DATA SUPPLIED =>

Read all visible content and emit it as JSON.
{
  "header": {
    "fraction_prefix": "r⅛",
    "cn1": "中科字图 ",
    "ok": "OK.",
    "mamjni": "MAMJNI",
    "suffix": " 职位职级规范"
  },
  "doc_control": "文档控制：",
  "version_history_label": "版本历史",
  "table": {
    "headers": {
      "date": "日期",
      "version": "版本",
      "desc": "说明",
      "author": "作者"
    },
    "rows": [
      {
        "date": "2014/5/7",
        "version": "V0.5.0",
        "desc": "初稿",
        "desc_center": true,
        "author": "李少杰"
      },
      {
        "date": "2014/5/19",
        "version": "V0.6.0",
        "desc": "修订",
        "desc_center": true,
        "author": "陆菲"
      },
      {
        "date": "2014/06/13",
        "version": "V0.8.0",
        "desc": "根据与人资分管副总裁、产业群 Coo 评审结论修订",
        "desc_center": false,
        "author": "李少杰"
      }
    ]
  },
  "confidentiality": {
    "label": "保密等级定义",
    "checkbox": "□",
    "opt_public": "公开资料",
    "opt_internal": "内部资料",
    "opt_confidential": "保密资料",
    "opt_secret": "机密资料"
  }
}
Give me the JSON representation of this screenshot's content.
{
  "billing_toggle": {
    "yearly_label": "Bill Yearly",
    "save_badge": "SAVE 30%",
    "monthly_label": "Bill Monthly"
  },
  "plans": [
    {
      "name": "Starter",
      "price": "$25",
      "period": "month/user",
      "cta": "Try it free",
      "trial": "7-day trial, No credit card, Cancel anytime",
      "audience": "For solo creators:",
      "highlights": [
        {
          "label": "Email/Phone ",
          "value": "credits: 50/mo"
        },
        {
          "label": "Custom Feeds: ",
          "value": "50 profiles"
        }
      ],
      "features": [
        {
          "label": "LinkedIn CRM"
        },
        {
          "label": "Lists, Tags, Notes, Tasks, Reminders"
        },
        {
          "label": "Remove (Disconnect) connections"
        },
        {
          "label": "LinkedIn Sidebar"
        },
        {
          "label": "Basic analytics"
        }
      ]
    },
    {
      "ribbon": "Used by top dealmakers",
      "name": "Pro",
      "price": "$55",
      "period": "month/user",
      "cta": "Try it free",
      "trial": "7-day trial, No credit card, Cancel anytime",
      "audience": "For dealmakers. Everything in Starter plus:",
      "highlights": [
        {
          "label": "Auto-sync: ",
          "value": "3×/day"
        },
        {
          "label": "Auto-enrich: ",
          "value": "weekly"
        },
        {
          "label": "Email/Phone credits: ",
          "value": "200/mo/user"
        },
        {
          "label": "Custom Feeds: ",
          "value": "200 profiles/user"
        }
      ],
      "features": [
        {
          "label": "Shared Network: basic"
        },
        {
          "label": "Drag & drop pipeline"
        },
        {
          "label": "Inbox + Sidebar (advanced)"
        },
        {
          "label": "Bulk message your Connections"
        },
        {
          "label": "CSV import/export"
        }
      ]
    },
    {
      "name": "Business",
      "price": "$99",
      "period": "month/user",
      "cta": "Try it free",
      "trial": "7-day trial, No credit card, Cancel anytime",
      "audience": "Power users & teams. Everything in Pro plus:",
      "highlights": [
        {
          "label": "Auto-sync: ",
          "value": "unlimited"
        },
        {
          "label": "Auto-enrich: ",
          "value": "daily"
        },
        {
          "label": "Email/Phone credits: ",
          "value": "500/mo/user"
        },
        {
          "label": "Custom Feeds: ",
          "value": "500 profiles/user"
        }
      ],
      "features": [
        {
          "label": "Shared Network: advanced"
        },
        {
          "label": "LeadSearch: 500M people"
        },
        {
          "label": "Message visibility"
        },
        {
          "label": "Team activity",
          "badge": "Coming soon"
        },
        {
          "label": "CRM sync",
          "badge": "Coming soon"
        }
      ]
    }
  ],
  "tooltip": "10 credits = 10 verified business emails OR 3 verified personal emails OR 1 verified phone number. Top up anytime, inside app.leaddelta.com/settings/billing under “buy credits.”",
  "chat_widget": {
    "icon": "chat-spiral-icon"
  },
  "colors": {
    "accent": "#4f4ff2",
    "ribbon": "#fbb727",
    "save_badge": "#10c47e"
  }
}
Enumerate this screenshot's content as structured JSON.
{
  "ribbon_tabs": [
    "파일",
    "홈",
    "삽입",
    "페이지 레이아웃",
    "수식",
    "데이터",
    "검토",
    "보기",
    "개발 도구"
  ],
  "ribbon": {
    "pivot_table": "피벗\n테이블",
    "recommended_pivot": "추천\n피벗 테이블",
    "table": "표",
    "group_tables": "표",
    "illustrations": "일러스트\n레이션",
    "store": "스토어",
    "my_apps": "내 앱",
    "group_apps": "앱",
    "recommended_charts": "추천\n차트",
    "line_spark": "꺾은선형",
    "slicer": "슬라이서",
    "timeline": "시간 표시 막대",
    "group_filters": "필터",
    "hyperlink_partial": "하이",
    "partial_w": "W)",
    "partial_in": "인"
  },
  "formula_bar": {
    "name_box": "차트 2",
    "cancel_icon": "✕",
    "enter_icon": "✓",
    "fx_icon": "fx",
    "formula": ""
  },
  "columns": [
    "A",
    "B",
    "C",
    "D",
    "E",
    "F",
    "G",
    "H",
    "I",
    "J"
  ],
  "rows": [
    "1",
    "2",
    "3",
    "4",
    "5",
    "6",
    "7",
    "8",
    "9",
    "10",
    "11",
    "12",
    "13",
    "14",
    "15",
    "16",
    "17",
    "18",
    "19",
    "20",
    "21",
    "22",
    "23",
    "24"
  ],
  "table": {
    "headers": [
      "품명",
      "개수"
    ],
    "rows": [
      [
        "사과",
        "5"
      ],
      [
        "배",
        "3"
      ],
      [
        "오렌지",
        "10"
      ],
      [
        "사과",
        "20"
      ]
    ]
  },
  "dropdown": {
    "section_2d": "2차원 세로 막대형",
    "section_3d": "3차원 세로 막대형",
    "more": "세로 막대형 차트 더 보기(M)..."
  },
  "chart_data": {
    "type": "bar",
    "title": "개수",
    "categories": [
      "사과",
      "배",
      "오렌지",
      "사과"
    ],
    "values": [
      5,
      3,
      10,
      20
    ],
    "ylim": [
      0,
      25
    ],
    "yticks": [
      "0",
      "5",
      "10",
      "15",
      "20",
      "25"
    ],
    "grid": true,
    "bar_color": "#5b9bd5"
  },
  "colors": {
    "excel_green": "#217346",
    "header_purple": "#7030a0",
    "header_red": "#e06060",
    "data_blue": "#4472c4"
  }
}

PROBLEM REQUIREMENTS =>
Each record above should be output again exactly.

EXERCISE ANSWER =>
Read all visible content and emit it as JSON.
{
  "header": {
    "fraction_prefix": "r⅛",
    "cn1": "中科字图 ",
    "ok": "OK.",
    "mamjni": "MAMJNI",
    "suffix": " 职位职级规范"
  },
  "doc_control": "文档控制：",
  "version_history_label": "版本历史",
  "table": {
    "headers": {
      "date": "日期",
      "version": "版本",
      "desc": "说明",
      "author": "作者"
    },
    "rows": [
      {
        "date": "2014/5/7",
        "version": "V0.5.0",
        "desc": "初稿",
        "desc_center": true,
        "author": "李少杰"
      },
      {
        "date": "2014/5/19",
        "version": "V0.6.0",
        "desc": "修订",
        "desc_center": true,
        "author": "陆菲"
      },
      {
        "date": "2014/06/13",
        "version": "V0.8.0",
        "desc": "根据与人资分管副总裁、产业群 Coo 评审结论修订",
        "desc_center": false,
        "author": "李少杰"
      }
    ]
  },
  "confidentiality": {
    "label": "保密等级定义",
    "checkbox": "□",
    "opt_public": "公开资料",
    "opt_internal": "内部资料",
    "opt_confidential": "保密资料",
    "opt_secret": "机密资料"
  }
}
Give me the JSON representation of this screenshot's content.
{
  "billing_toggle": {
    "yearly_label": "Bill Yearly",
    "save_badge": "SAVE 30%",
    "monthly_label": "Bill Monthly"
  },
  "plans": [
    {
      "name": "Starter",
      "price": "$25",
      "period": "month/user",
      "cta": "Try it free",
      "trial": "7-day trial, No credit card, Cancel anytime",
      "audience": "For solo creators:",
      "highlights": [
        {
          "label": "Email/Phone ",
          "value": "credits: 50/mo"
        },
        {
          "label": "Custom Feeds: ",
          "value": "50 profiles"
        }
      ],
      "features": [
        {
          "label": "LinkedIn CRM"
        },
        {
          "label": "Lists, Tags, Notes, Tasks, Reminders"
        },
        {
          "label": "Remove (Disconnect) connections"
        },
        {
          "label": "LinkedIn Sidebar"
        },
        {
          "label": "Basic analytics"
        }
      ]
    },
    {
      "ribbon": "Used by top dealmakers",
      "name": "Pro",
      "price": "$55",
      "period": "month/user",
      "cta": "Try it free",
      "trial": "7-day trial, No credit card, Cancel anytime",
      "audience": "For dealmakers. Everything in Starter plus:",
      "highlights": [
        {
          "label": "Auto-sync: ",
          "value": "3×/day"
        },
        {
          "label": "Auto-enrich: ",
          "value": "weekly"
        },
        {
          "label": "Email/Phone credits: ",
          "value": "200/mo/user"
        },
        {
          "label": "Custom Feeds: ",
          "value": "200 profiles/user"
        }
      ],
      "features": [
        {
          "label": "Shared Network: basic"
        },
        {
          "label": "Drag & drop pipeline"
        },
        {
          "label": "Inbox + Sidebar (advanced)"
        },
        {
          "label": "Bulk message your Connections"
        },
        {
          "label": "CSV import/export"
        }
      ]
    },
    {
      "name": "Business",
      "price": "$99",
      "period": "month/user",
      "cta": "Try it free",
      "trial": "7-day trial, No credit card, Cancel anytime",
      "audience": "Power users & teams. Everything in Pro plus:",
      "highlights": [
        {
          "label": "Auto-sync: ",
          "value": "unlimited"
        },
        {
          "label": "Auto-enrich: ",
          "value": "daily"
        },
        {
          "label": "Email/Phone credits: ",
          "value": "500/mo/user"
        },
        {
          "label": "Custom Feeds: ",
          "value": "500 profiles/user"
        }
      ],
      "features": [
        {
          "label": "Shared Network: advanced"
        },
        {
          "label": "LeadSearch: 500M people"
        },
        {
          "label": "Message visibility"
        },
        {
          "label": "Team activity",
          "badge": "Coming soon"
        },
        {
          "label": "CRM sync",
          "badge": "Coming soon"
        }
      ]
    }
  ],
  "tooltip": "10 credits = 10 verified business emails OR 3 verified personal emails OR 1 verified phone number. Top up anytime, inside app.leaddelta.com/settings/billing under “buy credits.”",
  "chat_widget": {
    "icon": "chat-spiral-icon"
  },
  "colors": {
    "accent": "#4f4ff2",
    "ribbon": "#fbb727",
    "save_badge": "#10c47e"
  }
}
Enumerate this screenshot's content as structured JSON.
{
  "ribbon_tabs": [
    "파일",
    "홈",
    "삽입",
    "페이지 레이아웃",
    "수식",
    "데이터",
    "검토",
    "보기",
    "개발 도구"
  ],
  "ribbon": {
    "pivot_table": "피벗\n테이블",
    "recommended_pivot": "추천\n피벗 테이블",
    "table": "표",
    "group_tables": "표",
    "illustrations": "일러스트\n레이션",
    "store": "스토어",
    "my_apps": "내 앱",
    "group_apps": "앱",
    "recommended_charts": "추천\n차트",
    "line_spark": "꺾은선형",
    "slicer": "슬라이서",
    "timeline": "시간 표시 막대",
    "group_filters": "필터",
    "hyperlink_partial": "하이",
    "partial_w": "W)",
    "partial_in": "인"
  },
  "formula_bar": {
    "name_box": "차트 2",
    "cancel_icon": "✕",
    "enter_icon": "✓",
    "fx_icon": "fx",
    "formula": ""
  },
  "columns": [
    "A",
    "B",
    "C",
    "D",
    "E",
    "F",
    "G",
    "H",
    "I",
    "J"
  ],
  "rows": [
    "1",
    "2",
    "3",
    "4",
    "5",
    "6",
    "7",
    "8",
    "9",
    "10",
    "11",
    "12",
    "13",
    "14",
    "15",
    "16",
    "17",
    "18",
    "19",
    "20",
    "21",
    "22",
    "23",
    "24"
  ],
  "table": {
    "headers": [
      "품명",
      "개수"
    ],
    "rows": [
      [
        "사과",
        "5"
      ],
      [
        "배",
        "3"
      ],
      [
        "오렌지",
        "10"
      ],
      [
        "사과",
        "20"
      ]
    ]
  },
  "dropdown": {
    "section_2d": "2차원 세로 막대형",
    "section_3d": "3차원 세로 막대형",
    "more": "세로 막대형 차트 더 보기(M)..."
  },
  "chart_data": {
    "type": "bar",
    "title": "개수",
    "categories": [
      "사과",
      "배",
      "오렌지",
      "사과"
    ],
    "values": [
      5,
      3,
      10,
      20
    ],
    "ylim": [
      0,
      25
    ],
    "yticks": [
      "0",
      "5",
      "10",
      "15",
      "20",
      "25"
    ],
    "grid": true,
    "bar_color": "#5b9bd5"
  },
  "colors": {
    "excel_green": "#217346",
    "header_purple": "#7030a0",
    "header_red": "#e06060",
    "data_blue": "#4472c4"
  }
}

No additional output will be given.